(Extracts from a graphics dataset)
** start **

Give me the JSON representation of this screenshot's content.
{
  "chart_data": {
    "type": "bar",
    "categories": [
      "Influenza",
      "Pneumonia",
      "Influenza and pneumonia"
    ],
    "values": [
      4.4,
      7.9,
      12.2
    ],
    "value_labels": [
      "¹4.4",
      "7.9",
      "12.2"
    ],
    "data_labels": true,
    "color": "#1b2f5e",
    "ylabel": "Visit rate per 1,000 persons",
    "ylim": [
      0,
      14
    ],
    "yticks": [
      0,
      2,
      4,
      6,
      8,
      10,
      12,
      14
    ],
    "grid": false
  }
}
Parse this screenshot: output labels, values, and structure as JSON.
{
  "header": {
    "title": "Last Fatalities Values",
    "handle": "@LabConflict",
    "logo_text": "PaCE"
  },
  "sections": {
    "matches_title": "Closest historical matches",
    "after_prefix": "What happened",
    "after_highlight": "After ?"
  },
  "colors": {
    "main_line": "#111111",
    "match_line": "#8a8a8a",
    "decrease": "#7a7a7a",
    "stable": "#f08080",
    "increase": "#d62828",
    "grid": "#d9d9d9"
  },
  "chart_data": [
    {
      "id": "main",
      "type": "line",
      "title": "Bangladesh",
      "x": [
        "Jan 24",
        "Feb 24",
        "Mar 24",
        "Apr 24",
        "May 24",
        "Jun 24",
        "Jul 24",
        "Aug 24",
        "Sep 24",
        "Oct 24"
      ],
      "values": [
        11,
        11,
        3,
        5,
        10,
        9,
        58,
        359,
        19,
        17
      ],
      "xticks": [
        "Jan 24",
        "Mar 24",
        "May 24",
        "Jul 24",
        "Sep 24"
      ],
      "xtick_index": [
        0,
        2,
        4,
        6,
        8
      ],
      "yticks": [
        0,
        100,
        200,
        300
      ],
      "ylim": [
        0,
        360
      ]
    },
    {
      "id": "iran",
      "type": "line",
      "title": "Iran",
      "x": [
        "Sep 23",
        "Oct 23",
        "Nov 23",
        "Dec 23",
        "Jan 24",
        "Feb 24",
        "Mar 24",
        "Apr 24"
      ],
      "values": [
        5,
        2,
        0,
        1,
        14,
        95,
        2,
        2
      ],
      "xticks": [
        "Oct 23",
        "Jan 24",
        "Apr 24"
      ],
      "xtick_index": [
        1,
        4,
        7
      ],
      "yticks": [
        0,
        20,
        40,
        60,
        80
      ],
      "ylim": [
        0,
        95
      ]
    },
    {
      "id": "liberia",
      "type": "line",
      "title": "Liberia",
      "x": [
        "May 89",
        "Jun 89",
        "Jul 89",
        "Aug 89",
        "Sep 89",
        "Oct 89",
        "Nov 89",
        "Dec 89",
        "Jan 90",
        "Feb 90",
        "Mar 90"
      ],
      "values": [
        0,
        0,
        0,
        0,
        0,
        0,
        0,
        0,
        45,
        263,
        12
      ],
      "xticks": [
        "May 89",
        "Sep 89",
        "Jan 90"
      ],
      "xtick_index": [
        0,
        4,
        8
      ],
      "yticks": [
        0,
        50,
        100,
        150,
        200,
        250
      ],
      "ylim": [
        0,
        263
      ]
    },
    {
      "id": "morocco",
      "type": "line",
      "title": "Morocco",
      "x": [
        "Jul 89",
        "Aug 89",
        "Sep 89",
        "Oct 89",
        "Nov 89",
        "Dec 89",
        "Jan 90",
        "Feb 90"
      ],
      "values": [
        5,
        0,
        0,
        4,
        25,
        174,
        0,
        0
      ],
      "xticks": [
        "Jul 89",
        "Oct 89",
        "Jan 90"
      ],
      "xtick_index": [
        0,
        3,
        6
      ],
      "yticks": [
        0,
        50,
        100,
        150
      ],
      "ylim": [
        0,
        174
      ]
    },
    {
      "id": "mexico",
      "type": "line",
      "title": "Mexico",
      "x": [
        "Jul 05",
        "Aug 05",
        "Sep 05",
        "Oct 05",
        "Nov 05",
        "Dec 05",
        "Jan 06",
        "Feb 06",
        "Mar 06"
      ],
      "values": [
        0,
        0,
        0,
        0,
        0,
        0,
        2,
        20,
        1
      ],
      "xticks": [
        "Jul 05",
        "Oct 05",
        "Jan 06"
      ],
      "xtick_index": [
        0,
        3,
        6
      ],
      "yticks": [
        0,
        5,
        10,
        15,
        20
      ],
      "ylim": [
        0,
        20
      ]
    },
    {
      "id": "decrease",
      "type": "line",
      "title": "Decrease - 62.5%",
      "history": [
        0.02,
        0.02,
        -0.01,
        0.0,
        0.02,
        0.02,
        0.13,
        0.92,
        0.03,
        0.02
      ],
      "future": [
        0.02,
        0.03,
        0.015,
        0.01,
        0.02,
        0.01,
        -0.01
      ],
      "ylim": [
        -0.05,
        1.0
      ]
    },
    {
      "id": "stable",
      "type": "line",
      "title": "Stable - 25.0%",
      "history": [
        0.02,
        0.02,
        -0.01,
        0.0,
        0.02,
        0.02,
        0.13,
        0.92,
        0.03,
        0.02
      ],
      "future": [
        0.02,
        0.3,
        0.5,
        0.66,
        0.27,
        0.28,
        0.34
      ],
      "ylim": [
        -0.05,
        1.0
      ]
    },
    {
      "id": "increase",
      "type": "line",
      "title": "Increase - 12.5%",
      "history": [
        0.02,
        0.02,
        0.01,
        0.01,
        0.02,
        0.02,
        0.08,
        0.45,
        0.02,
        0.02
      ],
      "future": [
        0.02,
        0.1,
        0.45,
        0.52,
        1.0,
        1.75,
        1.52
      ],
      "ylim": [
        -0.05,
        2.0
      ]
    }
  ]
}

** end **

• _Given instruction_: Print the listing above in its entirety, with every line exact.

• _Expected answer_:
Give me the JSON representation of this screenshot's content.
{
  "chart_data": {
    "type": "bar",
    "categories": [
      "Influenza",
      "Pneumonia",
      "Influenza and pneumonia"
    ],
    "values": [
      4.4,
      7.9,
      12.2
    ],
    "value_labels": [
      "¹4.4",
      "7.9",
      "12.2"
    ],
    "data_labels": true,
    "color": "#1b2f5e",
    "ylabel": "Visit rate per 1,000 persons",
    "ylim": [
      0,
      14
    ],
    "yticks": [
      0,
      2,
      4,
      6,
      8,
      10,
      12,
      14
    ],
    "grid": false
  }
}
Parse this screenshot: output labels, values, and structure as JSON.
{
  "header": {
    "title": "Last Fatalities Values",
    "handle": "@LabConflict",
    "logo_text": "PaCE"
  },
  "sections": {
    "matches_title": "Closest historical matches",
    "after_prefix": "What happened",
    "after_highlight": "After ?"
  },
  "colors": {
    "main_line": "#111111",
    "match_line": "#8a8a8a",
    "decrease": "#7a7a7a",
    "stable": "#f08080",
    "increase": "#d62828",
    "grid": "#d9d9d9"
  },
  "chart_data": [
    {
      "id": "main",
      "type": "line",
      "title": "Bangladesh",
      "x": [
        "Jan 24",
        "Feb 24",
        "Mar 24",
        "Apr 24",
        "May 24",
        "Jun 24",
        "Jul 24",
        "Aug 24",
        "Sep 24",
        "Oct 24"
      ],
      "values": [
        11,
        11,
        3,
        5,
        10,
        9,
        58,
        359,
        19,
        17
      ],
      "xticks": [
        "Jan 24",
        "Mar 24",
        "May 24",
        "Jul 24",
        "Sep 24"
      ],
      "xtick_index": [
        0,
        2,
        4,
        6,
        8
      ],
      "yticks": [
        0,
        100,
        200,
        300
      ],
      "ylim": [
        0,
        360
      ]
    },
    {
      "id": "iran",
      "type": "line",
      "title": "Iran",
      "x": [
        "Sep 23",
        "Oct 23",
        "Nov 23",
        "Dec 23",
        "Jan 24",
        "Feb 24",
        "Mar 24",
        "Apr 24"
      ],
      "values": [
        5,
        2,
        0,
        1,
        14,
        95,
        2,
        2
      ],
      "xticks": [
        "Oct 23",
        "Jan 24",
        "Apr 24"
      ],
      "xtick_index": [
        1,
        4,
        7
      ],
      "yticks": [
        0,
        20,
        40,
        60,
        80
      ],
      "ylim": [
        0,
        95
      ]
    },
    {
      "id": "liberia",
      "type": "line",
      "title": "Liberia",
      "x": [
        "May 89",
        "Jun 89",
        "Jul 89",
        "Aug 89",
        "Sep 89",
        "Oct 89",
        "Nov 89",
        "Dec 89",
        "Jan 90",
        "Feb 90",
        "Mar 90"
      ],
      "values": [
        0,
        0,
        0,
        0,
        0,
        0,
        0,
        0,
        45,
        263,
        12
      ],
      "xticks": [
        "May 89",
        "Sep 89",
        "Jan 90"
      ],
      "xtick_index": [
        0,
        4,
        8
      ],
      "yticks": [
        0,
        50,
        100,
        150,
        200,
        250
      ],
      "ylim": [
        0,
        263
      ]
    },
    {
      "id": "morocco",
      "type": "line",
      "title": "Morocco",
      "x": [
        "Jul 89",
        "Aug 89",
        "Sep 89",
        "Oct 89",
        "Nov 89",
        "Dec 89",
        "Jan 90",
        "Feb 90"
      ],
      "values": [
        5,
        0,
        0,
        4,
        25,
        174,
        0,
        0
      ],
      "xticks": [
        "Jul 89",
        "Oct 89",
        "Jan 90"
      ],
      "xtick_index": [
        0,
        3,
        6
      ],
      "yticks": [
        0,
        50,
        100,
        150
      ],
      "ylim": [
        0,
        174
      ]
    },
    {
      "id": "mexico",
      "type": "line",
      "title": "Mexico",
      "x": [
        "Jul 05",
        "Aug 05",
        "Sep 05",
        "Oct 05",
        "Nov 05",
        "Dec 05",
        "Jan 06",
        "Feb 06",
        "Mar 06"
      ],
      "values": [
        0,
        0,
        0,
        0,
        0,
        0,
        2,
        20,
        1
      ],
      "xticks": [
        "Jul 05",
        "Oct 05",
        "Jan 06"
      ],
      "xtick_index": [
        0,
        3,
        6
      ],
      "yticks": [
        0,
        5,
        10,
        15,
        20
      ],
      "ylim": [
        0,
        20
      ]
    },
    {
      "id": "decrease",
      "type": "line",
      "title": "Decrease - 62.5%",
      "history": [
        0.02,
        0.02,
        -0.01,
        0.0,
        0.02,
        0.02,
        0.13,
        0.92,
        0.03,
        0.02
      ],
      "future": [
        0.02,
        0.03,
        0.015,
        0.01,
        0.02,
        0.01,
        -0.01
      ],
      "ylim": [
        -0.05,
        1.0
      ]
    },
    {
      "id": "stable",
      "type": "line",
      "title": "Stable - 25.0%",
      "history": [
        0.02,
        0.02,
        -0.01,
        0.0,
        0.02,
        0.02,
        0.13,
        0.92,
        0.03,
        0.02
      ],
      "future": [
        0.02,
        0.3,
        0.5,
        0.66,
        0.27,
        0.28,
        0.34
      ],
      "ylim": [
        -0.05,
        1.0
      ]
    },
    {
      "id": "increase",
      "type": "line",
      "title": "Increase - 12.5%",
      "history": [
        0.02,
        0.02,
        0.01,
        0.01,
        0.02,
        0.02,
        0.08,
        0.45,
        0.02,
        0.02
      ],
      "future": [
        0.02,
        0.1,
        0.45,
        0.52,
        1.0,
        1.75,
        1.52
      ],
      "ylim": [
        -0.05,
        2.0
      ]
    }
  ]
}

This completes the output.